● GOAL
Copy the records below exactly, omitting any pictures they contain.

---- EXCERPTED RECORDS

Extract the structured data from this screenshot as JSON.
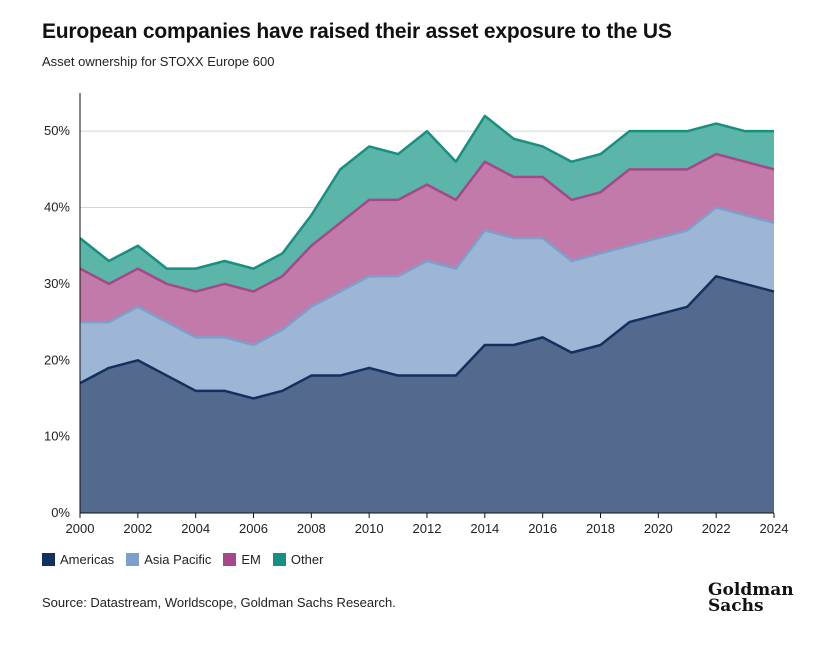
{
  "title": "European companies have raised their asset exposure to the US",
  "subtitle": "Asset ownership for STOXX Europe 600",
  "source": "Source: Datastream, Worldscope, Goldman Sachs Research.",
  "logo": {
    "line1": "Goldman",
    "line2": "Sachs"
  },
  "chart_data": {
    "type": "area",
    "stacked": true,
    "x": [
      2000,
      2001,
      2002,
      2003,
      2004,
      2005,
      2006,
      2007,
      2008,
      2009,
      2010,
      2011,
      2012,
      2013,
      2014,
      2015,
      2016,
      2017,
      2018,
      2019,
      2020,
      2021,
      2022,
      2023,
      2024
    ],
    "x_ticks": [
      "2000",
      "2002",
      "2004",
      "2006",
      "2008",
      "2010",
      "2012",
      "2014",
      "2016",
      "2018",
      "2020",
      "2022",
      "2024"
    ],
    "y_ticks": [
      "0%",
      "10%",
      "20%",
      "30%",
      "40%",
      "50%"
    ],
    "ylim": [
      0,
      55
    ],
    "grid": true,
    "legend_position": "bottom-left",
    "series": [
      {
        "name": "Americas",
        "fill": "#536A8E",
        "line": "#14305F",
        "values": [
          17,
          19,
          20,
          18,
          16,
          16,
          15,
          16,
          18,
          18,
          19,
          18,
          18,
          18,
          22,
          22,
          23,
          21,
          22,
          25,
          26,
          27,
          31,
          30,
          29
        ]
      },
      {
        "name": "Asia Pacific",
        "fill": "#9DB6D5",
        "line": "#7E9FCB",
        "values": [
          8,
          6,
          7,
          7,
          7,
          7,
          7,
          8,
          9,
          11,
          12,
          13,
          15,
          14,
          15,
          14,
          13,
          12,
          12,
          10,
          10,
          10,
          9,
          9,
          9
        ]
      },
      {
        "name": "EM",
        "fill": "#C17AAA",
        "line": "#A4488A",
        "values": [
          7,
          5,
          5,
          5,
          6,
          7,
          7,
          7,
          8,
          9,
          10,
          10,
          10,
          9,
          9,
          8,
          8,
          8,
          8,
          10,
          9,
          8,
          7,
          7,
          7
        ]
      },
      {
        "name": "Other",
        "fill": "#5BB5A8",
        "line": "#1A8E80",
        "values": [
          4,
          3,
          3,
          2,
          3,
          3,
          3,
          3,
          4,
          7,
          7,
          6,
          7,
          5,
          6,
          5,
          4,
          5,
          5,
          5,
          5,
          5,
          4,
          4,
          5
        ]
      }
    ]
  }
}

--------

● SOLUTION
Extract the structured data from this screenshot as JSON.
{
  "title": "European companies have raised their asset exposure to the US",
  "subtitle": "Asset ownership for STOXX Europe 600",
  "source": "Source: Datastream, Worldscope, Goldman Sachs Research.",
  "logo": {
    "line1": "Goldman",
    "line2": "Sachs"
  },
  "chart_data": {
    "type": "area",
    "stacked": true,
    "x": [
      2000,
      2001,
      2002,
      2003,
      2004,
      2005,
      2006,
      2007,
      2008,
      2009,
      2010,
      2011,
      2012,
      2013,
      2014,
      2015,
      2016,
      2017,
      2018,
      2019,
      2020,
      2021,
      2022,
      2023,
      2024
    ],
    "x_ticks": [
      "2000",
      "2002",
      "2004",
      "2006",
      "2008",
      "2010",
      "2012",
      "2014",
      "2016",
      "2018",
      "2020",
      "2022",
      "2024"
    ],
    "y_ticks": [
      "0%",
      "10%",
      "20%",
      "30%",
      "40%",
      "50%"
    ],
    "ylim": [
      0,
      55
    ],
    "grid": true,
    "legend_position": "bottom-left",
    "series": [
      {
        "name": "Americas",
        "fill": "#536A8E",
        "line": "#14305F",
        "values": [
          17,
          19,
          20,
          18,
          16,
          16,
          15,
          16,
          18,
          18,
          19,
          18,
          18,
          18,
          22,
          22,
          23,
          21,
          22,
          25,
          26,
          27,
          31,
          30,
          29
        ]
      },
      {
        "name": "Asia Pacific",
        "fill": "#9DB6D5",
        "line": "#7E9FCB",
        "values": [
          8,
          6,
          7,
          7,
          7,
          7,
          7,
          8,
          9,
          11,
          12,
          13,
          15,
          14,
          15,
          14,
          13,
          12,
          12,
          10,
          10,
          10,
          9,
          9,
          9
        ]
      },
      {
        "name": "EM",
        "fill": "#C17AAA",
        "line": "#A4488A",
        "values": [
          7,
          5,
          5,
          5,
          6,
          7,
          7,
          7,
          8,
          9,
          10,
          10,
          10,
          9,
          9,
          8,
          8,
          8,
          8,
          10,
          9,
          8,
          7,
          7,
          7
        ]
      },
      {
        "name": "Other",
        "fill": "#5BB5A8",
        "line": "#1A8E80",
        "values": [
          4,
          3,
          3,
          2,
          3,
          3,
          3,
          3,
          4,
          7,
          7,
          6,
          7,
          5,
          6,
          5,
          4,
          5,
          5,
          5,
          5,
          5,
          4,
          4,
          5
        ]
      }
    ]
  }
}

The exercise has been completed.